## What you are asked to do
The records below must be output exactly, without pictures.
=== Task input ===
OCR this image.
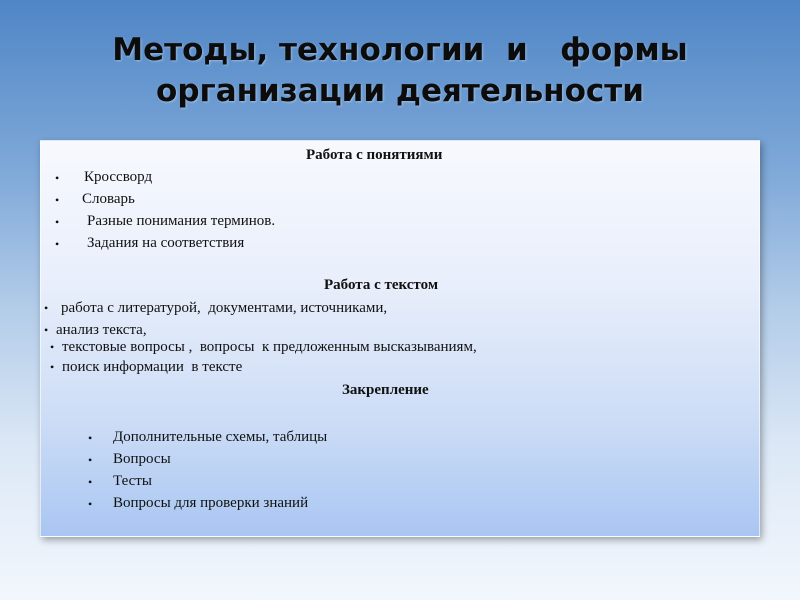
Методы, технологии  и   формы
организации деятельности
Работа с понятиями
• Кроссворд
• Словарь
• Разные понимания терминов.
• Задания на соответствия
Работа с текстом
• работа с литературой,  документами, источниками,
• анализ текста,
• текстовые вопросы ,  вопросы  к предложенным высказываниям,
• поиск информации  в тексте
Закрепление
• Дополнительные схемы, таблицы
• Вопросы
• Тесты
• Вопросы для проверки знаний
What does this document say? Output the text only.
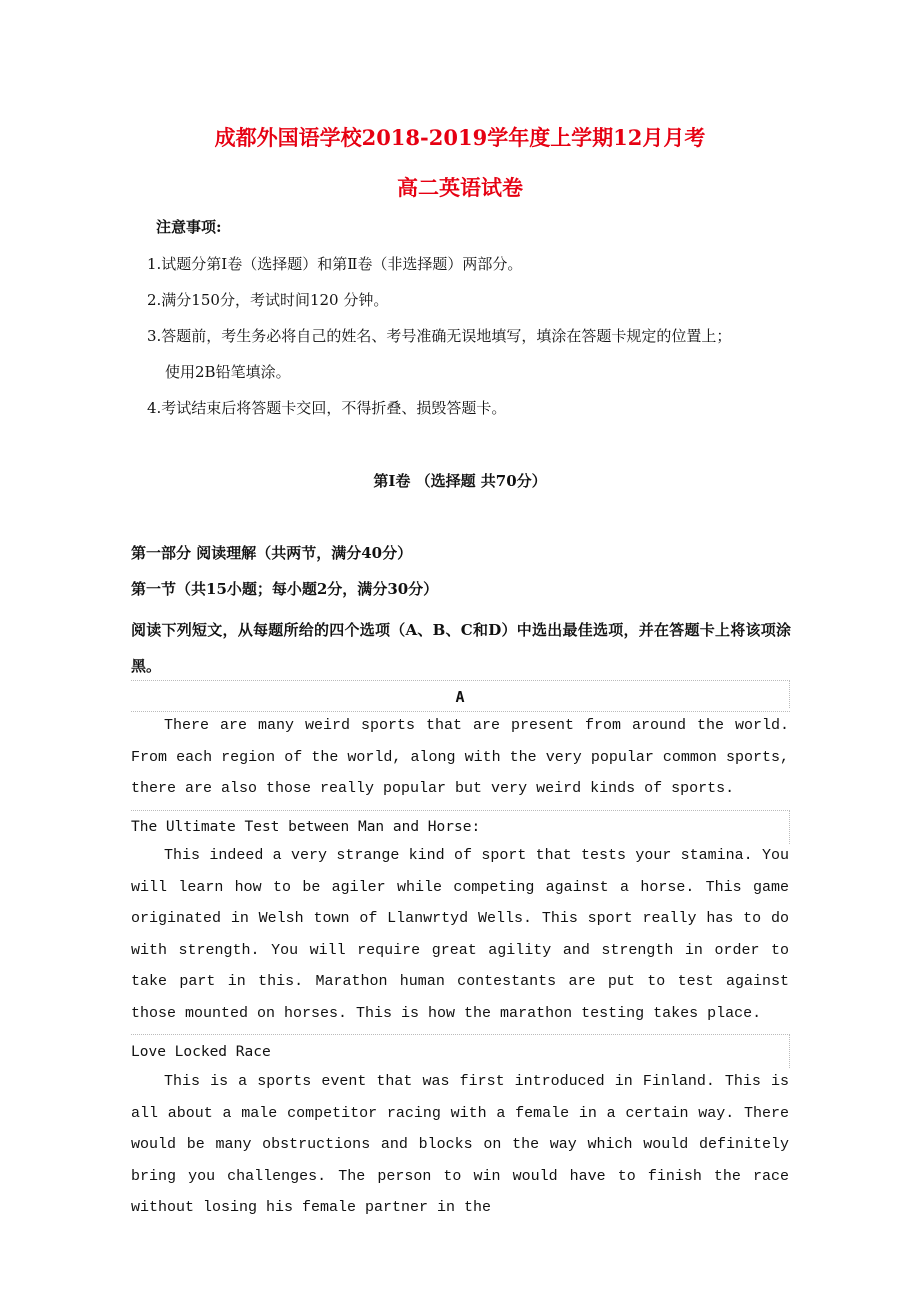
成都外国语学校2018-2019学年度上学期12月月考
高二英语试卷
注意事项:
1.试题分第Ⅰ卷（选择题）和第Ⅱ卷（非选择题）两部分。
2.满分150分，考试时间120 分钟。
3.答题前，考生务必将自己的姓名、考号准确无误地填写，填涂在答题卡规定的位置上；
使用2B铅笔填涂。
4.考试结束后将答题卡交回，不得折叠、损毁答题卡。
第Ⅰ卷 （选择题 共70分）
第一部分 阅读理解（共两节，满分40分）
第一节（共15小题；每小题2分，满分30分）
阅读下列短文，从每题所给的四个选项（A、B、C和D）中选出最佳选项，并在答题卡上将该项涂黑。
A

There are many weird sports that are present from around the world. From each region of the world, along with the very popular common sports, there are also those really popular but very weird kinds of sports.

The Ultimate Test between Man and Horse:

This indeed a very strange kind of sport that tests your stamina. You will learn how to be agiler while competing against a horse. This game originated in Welsh town of Llanwrtyd Wells. This sport really has to do with strength. You will require great agility and strength in order to take part in this. Marathon human contestants are put to test against those mounted on horses. This is how the marathon testing takes place.

Love Locked Race

This is a sports event that was first introduced in Finland. This is all about a male competitor racing with a female in a certain way. There would be many obstructions and blocks on the way which would definitely bring you challenges. The person to win would have to finish the race without losing his female partner in the
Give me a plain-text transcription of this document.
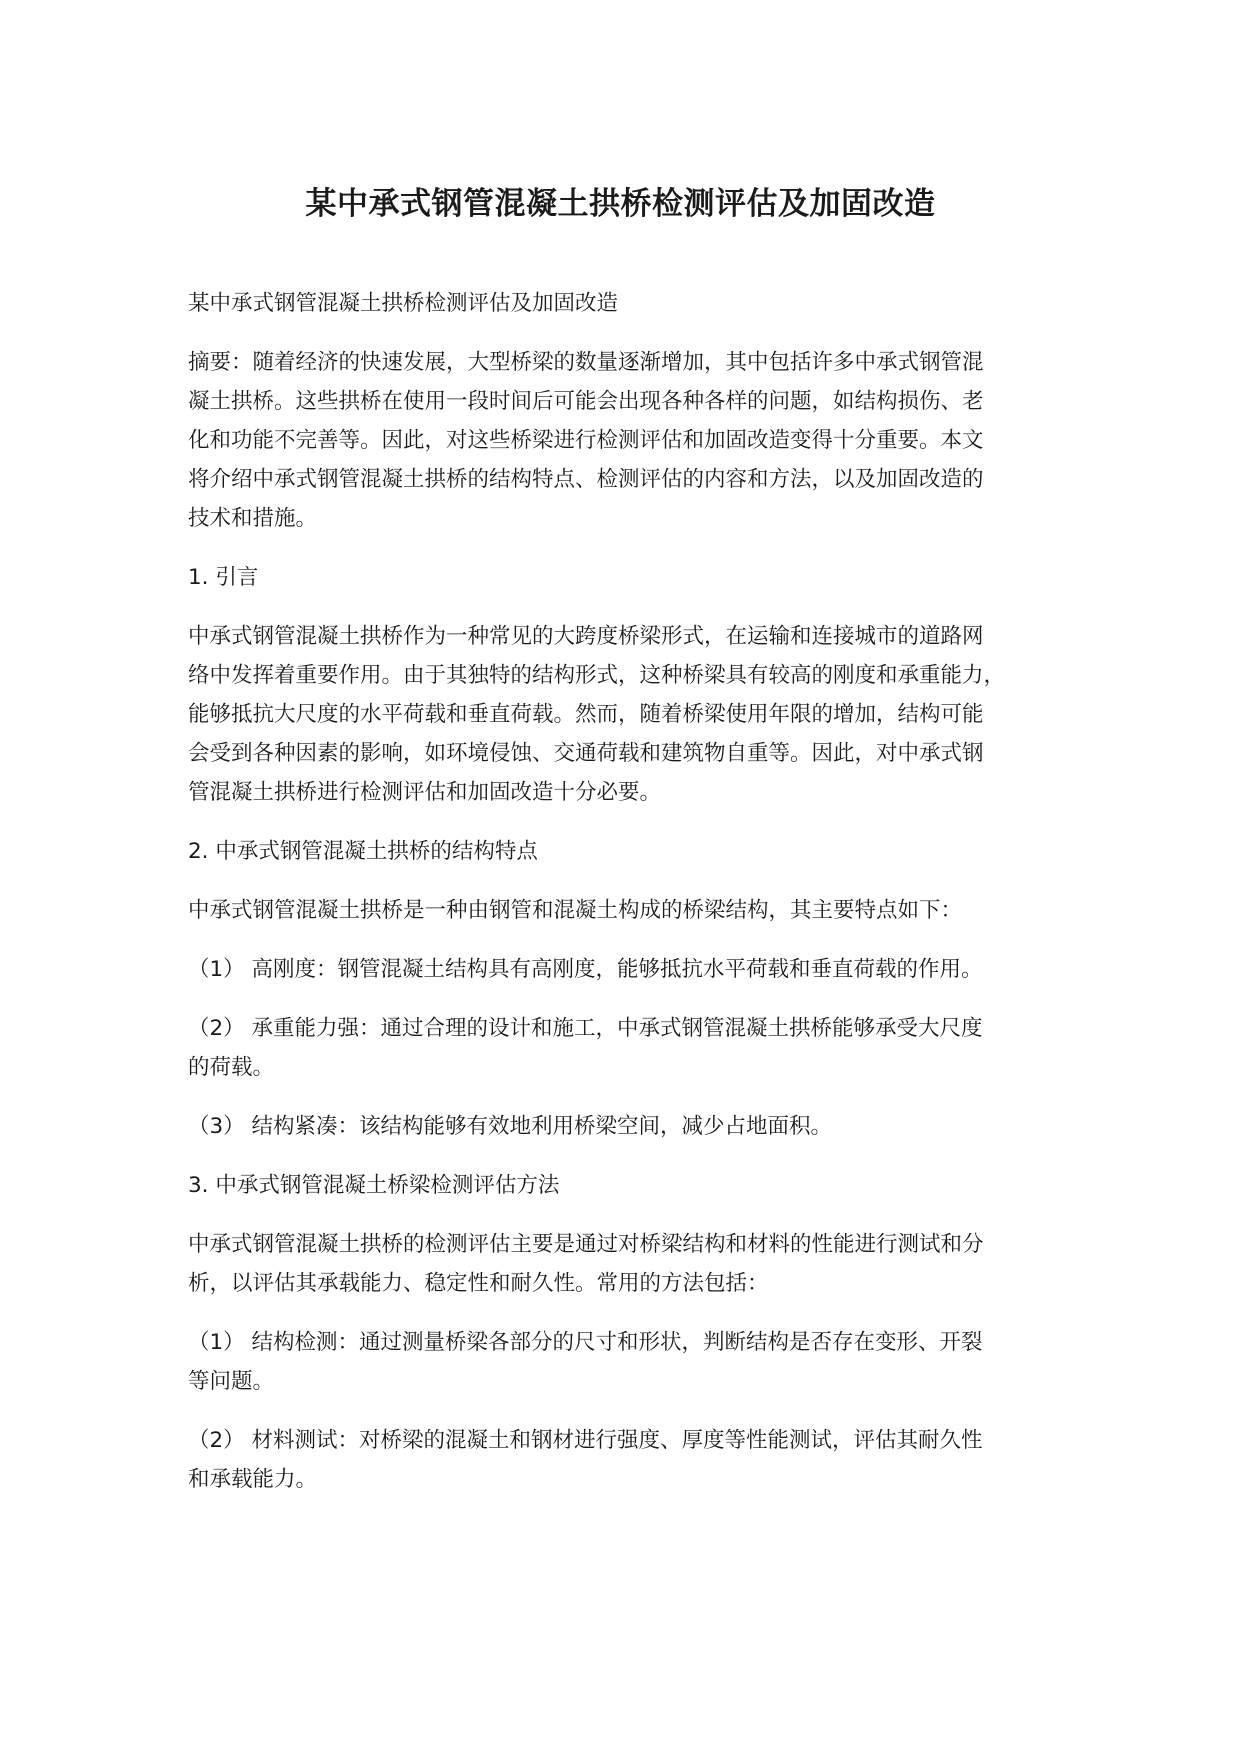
某中承式钢管混凝土拱桥检测评估及加固改造

某中承式钢管混凝土拱桥检测评估及加固改造

摘要：随着经济的快速发展，大型桥梁的数量逐渐增加，其中包括许多中承式钢管混
凝土拱桥。这些拱桥在使用一段时间后可能会出现各种各样的问题，如结构损伤、老
化和功能不完善等。因此，对这些桥梁进行检测评估和加固改造变得十分重要。本文
将介绍中承式钢管混凝土拱桥的结构特点、检测评估的内容和方法，以及加固改造的
技术和措施。

1. 引言

中承式钢管混凝土拱桥作为一种常见的大跨度桥梁形式，在运输和连接城市的道路网
络中发挥着重要作用。由于其独特的结构形式，这种桥梁具有较高的刚度和承重能力，
能够抵抗大尺度的水平荷载和垂直荷载。然而，随着桥梁使用年限的增加，结构可能
会受到各种因素的影响，如环境侵蚀、交通荷载和建筑物自重等。因此，对中承式钢
管混凝土拱桥进行检测评估和加固改造十分必要。

2. 中承式钢管混凝土拱桥的结构特点

中承式钢管混凝土拱桥是一种由钢管和混凝土构成的桥梁结构，其主要特点如下：

（1） 高刚度：钢管混凝土结构具有高刚度，能够抵抗水平荷载和垂直荷载的作用。

（2） 承重能力强：通过合理的设计和施工，中承式钢管混凝土拱桥能够承受大尺度
的荷载。

（3） 结构紧凑：该结构能够有效地利用桥梁空间，减少占地面积。

3. 中承式钢管混凝土桥梁检测评估方法

中承式钢管混凝土拱桥的检测评估主要是通过对桥梁结构和材料的性能进行测试和分
析，以评估其承载能力、稳定性和耐久性。常用的方法包括：

（1） 结构检测：通过测量桥梁各部分的尺寸和形状，判断结构是否存在变形、开裂
等问题。

（2） 材料测试：对桥梁的混凝土和钢材进行强度、厚度等性能测试，评估其耐久性
和承载能力。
===
## Expected output
OCR this image.
Методы, технологии  и   формы
организации деятельности
Работа с понятиями
• Кроссворд
• Словарь
• Разные понимания терминов.
• Задания на соответствия
Работа с текстом
• работа с литературой,  документами, источниками,
• анализ текста,
• текстовые вопросы ,  вопросы  к предложенным высказываниям,
• поиск информации  в тексте
Закрепление
• Дополнительные схемы, таблицы
• Вопросы
• Тесты
• Вопросы для проверки знаний
What does this document say? Output the text only.
成都外国语学校2018-2019学年度上学期12月月考
高二英语试卷
注意事项:
1.试题分第Ⅰ卷（选择题）和第Ⅱ卷（非选择题）两部分。
2.满分150分，考试时间120 分钟。
3.答题前，考生务必将自己的姓名、考号准确无误地填写，填涂在答题卡规定的位置上；
使用2B铅笔填涂。
4.考试结束后将答题卡交回，不得折叠、损毁答题卡。
第Ⅰ卷 （选择题 共70分）
第一部分 阅读理解（共两节，满分40分）
第一节（共15小题；每小题2分，满分30分）
阅读下列短文，从每题所给的四个选项（A、B、C和D）中选出最佳选项，并在答题卡上将该项涂黑。
A

There are many weird sports that are present from around the world. From each region of the world, along with the very popular common sports, there are also those really popular but very weird kinds of sports.

The Ultimate Test between Man and Horse:

This indeed a very strange kind of sport that tests your stamina. You will learn how to be agiler while competing against a horse. This game originated in Welsh town of Llanwrtyd Wells. This sport really has to do with strength. You will require great agility and strength in order to take part in this. Marathon human contestants are put to test against those mounted on horses. This is how the marathon testing takes place.

Love Locked Race

This is a sports event that was first introduced in Finland. This is all about a male competitor racing with a female in a certain way. There would be many obstructions and blocks on the way which would definitely bring you challenges. The person to win would have to finish the race without losing his female partner in the
Give me a plain-text transcription of this document.
某中承式钢管混凝土拱桥检测评估及加固改造

某中承式钢管混凝土拱桥检测评估及加固改造

摘要：随着经济的快速发展，大型桥梁的数量逐渐增加，其中包括许多中承式钢管混
凝土拱桥。这些拱桥在使用一段时间后可能会出现各种各样的问题，如结构损伤、老
化和功能不完善等。因此，对这些桥梁进行检测评估和加固改造变得十分重要。本文
将介绍中承式钢管混凝土拱桥的结构特点、检测评估的内容和方法，以及加固改造的
技术和措施。

1. 引言

中承式钢管混凝土拱桥作为一种常见的大跨度桥梁形式，在运输和连接城市的道路网
络中发挥着重要作用。由于其独特的结构形式，这种桥梁具有较高的刚度和承重能力，
能够抵抗大尺度的水平荷载和垂直荷载。然而，随着桥梁使用年限的增加，结构可能
会受到各种因素的影响，如环境侵蚀、交通荷载和建筑物自重等。因此，对中承式钢
管混凝土拱桥进行检测评估和加固改造十分必要。

2. 中承式钢管混凝土拱桥的结构特点

中承式钢管混凝土拱桥是一种由钢管和混凝土构成的桥梁结构，其主要特点如下：

（1） 高刚度：钢管混凝土结构具有高刚度，能够抵抗水平荷载和垂直荷载的作用。

（2） 承重能力强：通过合理的设计和施工，中承式钢管混凝土拱桥能够承受大尺度
的荷载。

（3） 结构紧凑：该结构能够有效地利用桥梁空间，减少占地面积。

3. 中承式钢管混凝土桥梁检测评估方法

中承式钢管混凝土拱桥的检测评估主要是通过对桥梁结构和材料的性能进行测试和分
析，以评估其承载能力、稳定性和耐久性。常用的方法包括：

（1） 结构检测：通过测量桥梁各部分的尺寸和形状，判断结构是否存在变形、开裂
等问题。

（2） 材料测试：对桥梁的混凝土和钢材进行强度、厚度等性能测试，评估其耐久性
和承载能力。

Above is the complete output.